* _Description of the task_
Give the total number of lines with the word "command" in them, and no other words.

* _Listed records_
+ + + + +
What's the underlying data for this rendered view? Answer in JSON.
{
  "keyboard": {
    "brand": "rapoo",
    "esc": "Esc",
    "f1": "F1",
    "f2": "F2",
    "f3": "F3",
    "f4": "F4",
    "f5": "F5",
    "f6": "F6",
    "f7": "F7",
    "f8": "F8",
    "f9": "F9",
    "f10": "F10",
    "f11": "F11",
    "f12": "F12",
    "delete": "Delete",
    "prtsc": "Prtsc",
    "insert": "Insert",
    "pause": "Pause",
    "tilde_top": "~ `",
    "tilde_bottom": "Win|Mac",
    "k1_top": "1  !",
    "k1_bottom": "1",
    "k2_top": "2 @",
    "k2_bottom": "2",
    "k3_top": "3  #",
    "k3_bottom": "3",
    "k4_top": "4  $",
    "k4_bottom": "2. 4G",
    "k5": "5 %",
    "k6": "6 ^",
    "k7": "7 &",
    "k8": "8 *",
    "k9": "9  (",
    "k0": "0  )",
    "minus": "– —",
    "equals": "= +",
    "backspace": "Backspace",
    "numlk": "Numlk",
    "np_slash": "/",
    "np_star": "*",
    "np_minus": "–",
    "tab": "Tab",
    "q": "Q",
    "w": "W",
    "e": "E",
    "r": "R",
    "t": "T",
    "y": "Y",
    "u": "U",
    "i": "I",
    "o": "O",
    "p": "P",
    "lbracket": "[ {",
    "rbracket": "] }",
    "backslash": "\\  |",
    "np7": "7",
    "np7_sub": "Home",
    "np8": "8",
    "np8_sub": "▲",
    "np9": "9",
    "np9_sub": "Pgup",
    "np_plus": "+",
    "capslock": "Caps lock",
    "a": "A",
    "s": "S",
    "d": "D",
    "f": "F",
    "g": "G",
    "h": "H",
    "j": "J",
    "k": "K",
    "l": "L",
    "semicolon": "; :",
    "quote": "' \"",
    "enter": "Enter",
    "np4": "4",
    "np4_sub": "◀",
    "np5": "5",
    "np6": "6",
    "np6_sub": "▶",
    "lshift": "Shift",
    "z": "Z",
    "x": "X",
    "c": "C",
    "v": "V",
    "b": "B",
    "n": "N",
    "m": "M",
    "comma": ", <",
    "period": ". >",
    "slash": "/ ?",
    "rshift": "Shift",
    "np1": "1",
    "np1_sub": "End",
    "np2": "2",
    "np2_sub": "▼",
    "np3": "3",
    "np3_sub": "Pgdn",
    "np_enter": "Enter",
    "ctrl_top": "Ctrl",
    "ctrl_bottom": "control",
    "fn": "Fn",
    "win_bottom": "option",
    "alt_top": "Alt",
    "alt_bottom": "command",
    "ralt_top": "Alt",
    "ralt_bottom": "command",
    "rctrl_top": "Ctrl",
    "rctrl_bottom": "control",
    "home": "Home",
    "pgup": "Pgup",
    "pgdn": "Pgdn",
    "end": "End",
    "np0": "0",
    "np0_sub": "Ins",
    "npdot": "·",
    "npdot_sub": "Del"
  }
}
+ + + + +
* _Expected answer_
2